Saved entries:

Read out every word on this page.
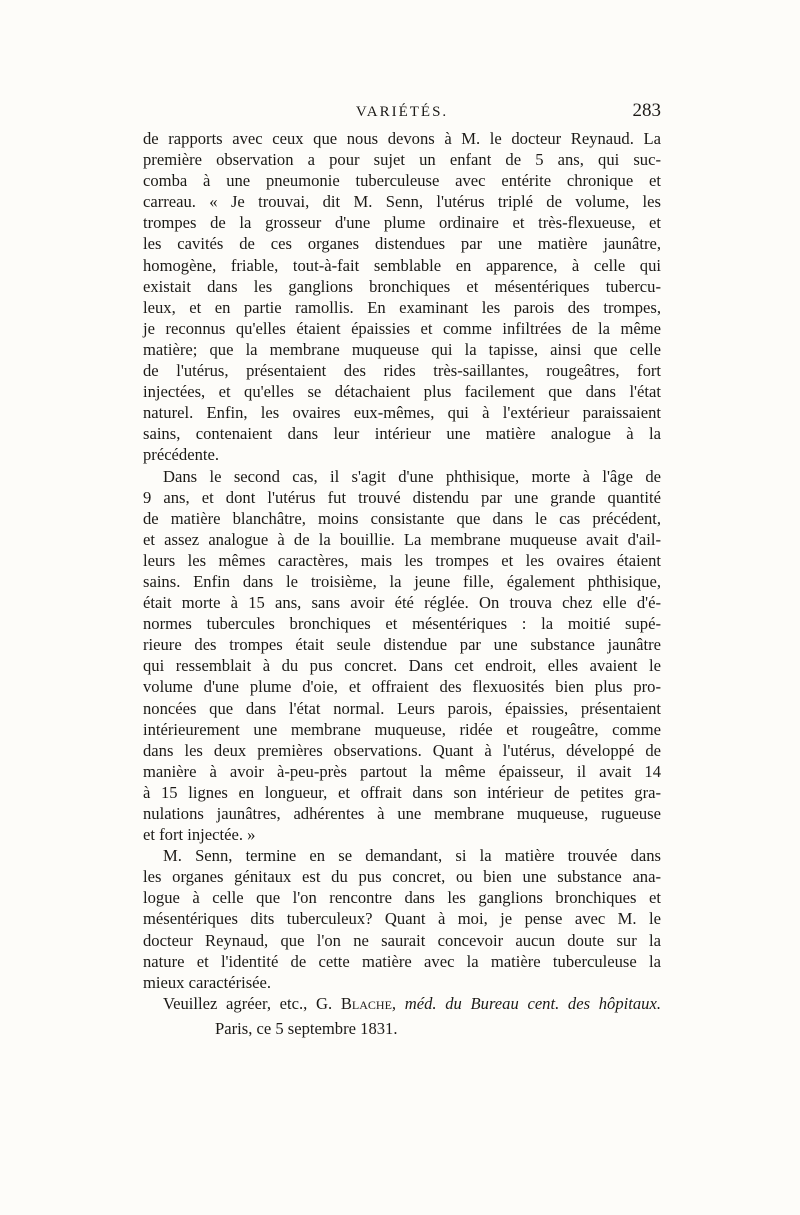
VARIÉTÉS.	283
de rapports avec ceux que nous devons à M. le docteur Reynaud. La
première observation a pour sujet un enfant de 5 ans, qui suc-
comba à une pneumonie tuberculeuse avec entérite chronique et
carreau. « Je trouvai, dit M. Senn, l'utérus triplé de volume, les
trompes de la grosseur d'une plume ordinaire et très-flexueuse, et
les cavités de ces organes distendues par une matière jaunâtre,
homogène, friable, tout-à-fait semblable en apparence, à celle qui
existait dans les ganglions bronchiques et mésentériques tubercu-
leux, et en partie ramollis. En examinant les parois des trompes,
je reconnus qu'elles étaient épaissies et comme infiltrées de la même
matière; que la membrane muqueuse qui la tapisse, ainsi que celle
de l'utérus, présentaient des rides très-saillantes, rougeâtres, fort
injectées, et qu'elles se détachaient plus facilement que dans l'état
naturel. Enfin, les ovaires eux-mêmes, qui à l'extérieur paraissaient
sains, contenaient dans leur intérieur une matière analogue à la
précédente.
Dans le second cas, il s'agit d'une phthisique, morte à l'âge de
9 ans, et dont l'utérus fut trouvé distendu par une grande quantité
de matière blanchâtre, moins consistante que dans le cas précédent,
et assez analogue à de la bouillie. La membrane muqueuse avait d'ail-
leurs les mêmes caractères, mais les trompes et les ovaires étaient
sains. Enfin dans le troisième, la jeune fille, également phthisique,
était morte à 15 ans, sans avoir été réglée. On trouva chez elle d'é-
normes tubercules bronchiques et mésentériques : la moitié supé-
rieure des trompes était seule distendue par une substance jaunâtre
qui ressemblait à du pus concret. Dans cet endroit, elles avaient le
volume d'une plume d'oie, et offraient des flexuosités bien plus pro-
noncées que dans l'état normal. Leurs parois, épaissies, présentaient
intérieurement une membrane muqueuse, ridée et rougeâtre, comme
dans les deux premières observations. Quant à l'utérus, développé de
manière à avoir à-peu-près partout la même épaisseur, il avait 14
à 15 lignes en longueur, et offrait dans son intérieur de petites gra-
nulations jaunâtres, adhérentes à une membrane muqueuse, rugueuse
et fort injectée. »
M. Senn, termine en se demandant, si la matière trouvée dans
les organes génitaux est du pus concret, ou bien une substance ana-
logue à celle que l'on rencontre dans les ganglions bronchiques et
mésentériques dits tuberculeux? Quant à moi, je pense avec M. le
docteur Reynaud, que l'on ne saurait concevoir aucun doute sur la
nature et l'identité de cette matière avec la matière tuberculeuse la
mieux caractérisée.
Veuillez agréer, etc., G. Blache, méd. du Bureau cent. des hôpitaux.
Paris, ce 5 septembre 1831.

• WHAT THIS TASK INVOLVES
Leave out the pictures and copy every record above exactly.

• TASK RESPONSE
Read out every word on this page.
VARIÉTÉS.	283
de rapports avec ceux que nous devons à M. le docteur Reynaud. La
première observation a pour sujet un enfant de 5 ans, qui suc-
comba à une pneumonie tuberculeuse avec entérite chronique et
carreau. « Je trouvai, dit M. Senn, l'utérus triplé de volume, les
trompes de la grosseur d'une plume ordinaire et très-flexueuse, et
les cavités de ces organes distendues par une matière jaunâtre,
homogène, friable, tout-à-fait semblable en apparence, à celle qui
existait dans les ganglions bronchiques et mésentériques tubercu-
leux, et en partie ramollis. En examinant les parois des trompes,
je reconnus qu'elles étaient épaissies et comme infiltrées de la même
matière; que la membrane muqueuse qui la tapisse, ainsi que celle
de l'utérus, présentaient des rides très-saillantes, rougeâtres, fort
injectées, et qu'elles se détachaient plus facilement que dans l'état
naturel. Enfin, les ovaires eux-mêmes, qui à l'extérieur paraissaient
sains, contenaient dans leur intérieur une matière analogue à la
précédente.
Dans le second cas, il s'agit d'une phthisique, morte à l'âge de
9 ans, et dont l'utérus fut trouvé distendu par une grande quantité
de matière blanchâtre, moins consistante que dans le cas précédent,
et assez analogue à de la bouillie. La membrane muqueuse avait d'ail-
leurs les mêmes caractères, mais les trompes et les ovaires étaient
sains. Enfin dans le troisième, la jeune fille, également phthisique,
était morte à 15 ans, sans avoir été réglée. On trouva chez elle d'é-
normes tubercules bronchiques et mésentériques : la moitié supé-
rieure des trompes était seule distendue par une substance jaunâtre
qui ressemblait à du pus concret. Dans cet endroit, elles avaient le
volume d'une plume d'oie, et offraient des flexuosités bien plus pro-
noncées que dans l'état normal. Leurs parois, épaissies, présentaient
intérieurement une membrane muqueuse, ridée et rougeâtre, comme
dans les deux premières observations. Quant à l'utérus, développé de
manière à avoir à-peu-près partout la même épaisseur, il avait 14
à 15 lignes en longueur, et offrait dans son intérieur de petites gra-
nulations jaunâtres, adhérentes à une membrane muqueuse, rugueuse
et fort injectée. »
M. Senn, termine en se demandant, si la matière trouvée dans
les organes génitaux est du pus concret, ou bien une substance ana-
logue à celle que l'on rencontre dans les ganglions bronchiques et
mésentériques dits tuberculeux? Quant à moi, je pense avec M. le
docteur Reynaud, que l'on ne saurait concevoir aucun doute sur la
nature et l'identité de cette matière avec la matière tuberculeuse la
mieux caractérisée.
Veuillez agréer, etc., G. Blache, méd. du Bureau cent. des hôpitaux.
Paris, ce 5 septembre 1831.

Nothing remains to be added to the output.